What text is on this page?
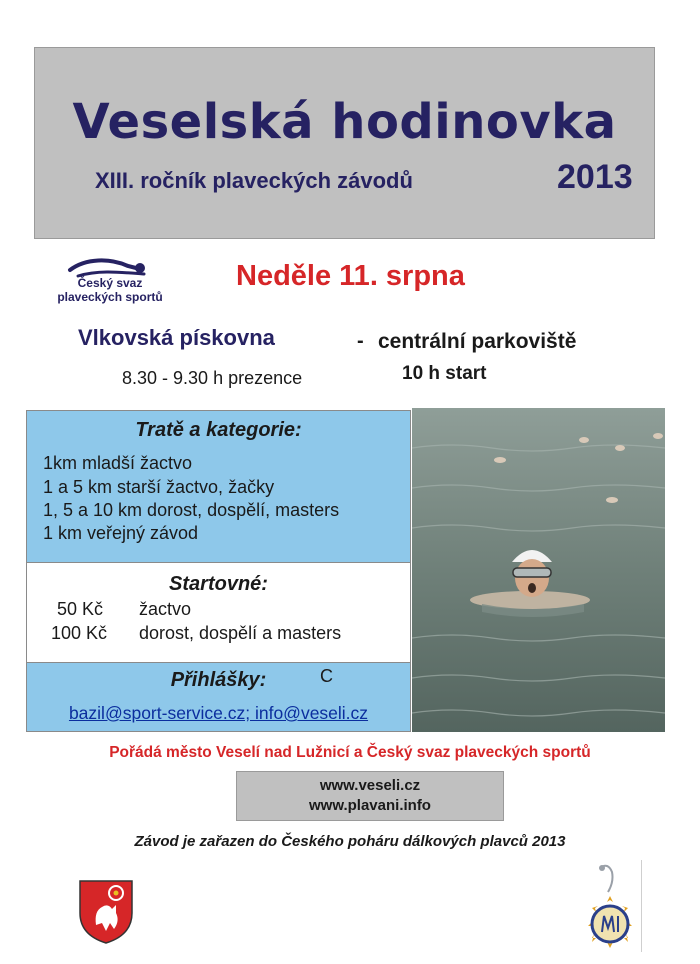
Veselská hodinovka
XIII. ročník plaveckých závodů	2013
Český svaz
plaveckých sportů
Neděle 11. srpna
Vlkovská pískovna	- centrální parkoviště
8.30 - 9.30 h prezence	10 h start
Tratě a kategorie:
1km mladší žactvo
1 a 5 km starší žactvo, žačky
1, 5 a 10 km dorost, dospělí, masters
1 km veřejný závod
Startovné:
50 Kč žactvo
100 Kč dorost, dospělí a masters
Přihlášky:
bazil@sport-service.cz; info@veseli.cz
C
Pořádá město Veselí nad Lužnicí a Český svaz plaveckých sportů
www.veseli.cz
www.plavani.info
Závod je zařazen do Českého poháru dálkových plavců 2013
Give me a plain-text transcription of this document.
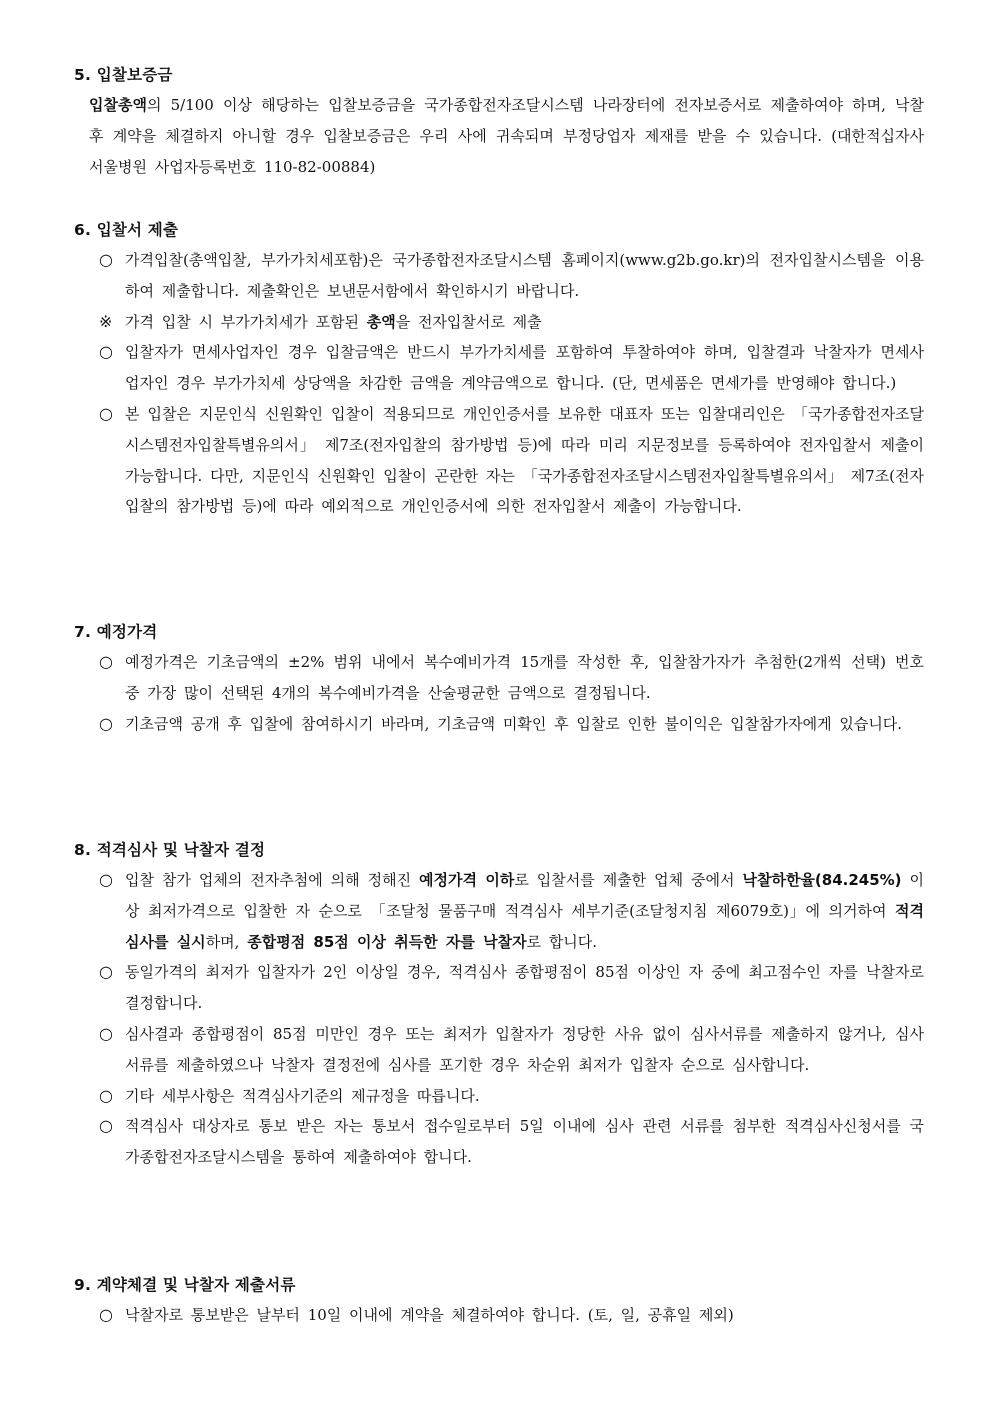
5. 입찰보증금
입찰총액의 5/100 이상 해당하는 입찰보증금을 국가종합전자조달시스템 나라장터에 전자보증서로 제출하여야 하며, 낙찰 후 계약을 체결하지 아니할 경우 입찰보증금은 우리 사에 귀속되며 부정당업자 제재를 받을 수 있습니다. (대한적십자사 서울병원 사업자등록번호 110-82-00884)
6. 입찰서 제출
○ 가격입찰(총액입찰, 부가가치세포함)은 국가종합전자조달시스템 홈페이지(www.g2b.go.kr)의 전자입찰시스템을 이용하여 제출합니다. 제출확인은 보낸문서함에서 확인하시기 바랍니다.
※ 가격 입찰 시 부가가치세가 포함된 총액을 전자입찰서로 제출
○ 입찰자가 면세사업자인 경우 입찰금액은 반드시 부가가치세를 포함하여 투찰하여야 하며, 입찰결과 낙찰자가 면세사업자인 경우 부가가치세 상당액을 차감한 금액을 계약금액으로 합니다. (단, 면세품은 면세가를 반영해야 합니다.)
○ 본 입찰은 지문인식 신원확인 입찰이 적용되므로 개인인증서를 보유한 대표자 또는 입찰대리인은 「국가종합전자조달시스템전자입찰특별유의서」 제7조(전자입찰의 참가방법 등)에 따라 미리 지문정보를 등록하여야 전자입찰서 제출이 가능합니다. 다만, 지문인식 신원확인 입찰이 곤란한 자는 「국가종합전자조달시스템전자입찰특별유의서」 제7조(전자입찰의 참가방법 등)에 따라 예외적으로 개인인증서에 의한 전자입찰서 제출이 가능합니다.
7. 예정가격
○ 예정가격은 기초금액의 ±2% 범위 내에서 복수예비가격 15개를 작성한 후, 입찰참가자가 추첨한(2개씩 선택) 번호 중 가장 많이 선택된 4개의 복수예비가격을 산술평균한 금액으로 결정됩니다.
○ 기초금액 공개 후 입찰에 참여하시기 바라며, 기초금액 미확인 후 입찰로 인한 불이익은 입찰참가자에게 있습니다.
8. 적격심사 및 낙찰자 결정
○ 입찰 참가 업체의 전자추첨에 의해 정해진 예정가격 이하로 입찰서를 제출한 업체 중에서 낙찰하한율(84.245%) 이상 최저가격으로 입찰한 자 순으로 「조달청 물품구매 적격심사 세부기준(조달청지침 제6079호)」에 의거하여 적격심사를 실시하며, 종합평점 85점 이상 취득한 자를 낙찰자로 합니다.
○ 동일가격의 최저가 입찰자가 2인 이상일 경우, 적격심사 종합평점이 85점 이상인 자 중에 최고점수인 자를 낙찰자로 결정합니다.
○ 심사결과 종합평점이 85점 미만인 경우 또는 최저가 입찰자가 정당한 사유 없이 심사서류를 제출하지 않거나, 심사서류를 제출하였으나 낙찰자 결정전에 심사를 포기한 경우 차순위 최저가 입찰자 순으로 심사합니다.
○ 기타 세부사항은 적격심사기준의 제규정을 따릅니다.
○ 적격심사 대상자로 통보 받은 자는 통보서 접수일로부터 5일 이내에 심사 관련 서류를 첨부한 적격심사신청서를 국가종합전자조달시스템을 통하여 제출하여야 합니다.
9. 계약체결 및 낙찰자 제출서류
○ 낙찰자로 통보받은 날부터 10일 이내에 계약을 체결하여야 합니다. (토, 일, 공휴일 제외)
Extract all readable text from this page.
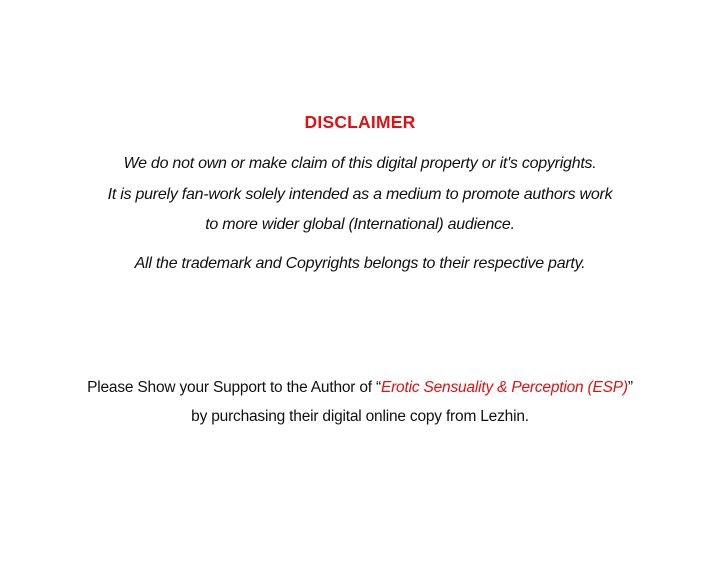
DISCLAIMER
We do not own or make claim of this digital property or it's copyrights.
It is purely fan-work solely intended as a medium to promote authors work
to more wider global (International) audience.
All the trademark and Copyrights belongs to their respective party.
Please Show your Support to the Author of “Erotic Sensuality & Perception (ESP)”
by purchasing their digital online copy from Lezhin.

▬▬▬▬▬▬

Pull out each line holding the string "text".

## Finished exercise:
What text is on this page?
Give me a plain-text transcription of this document.
Extract all readable text from this page.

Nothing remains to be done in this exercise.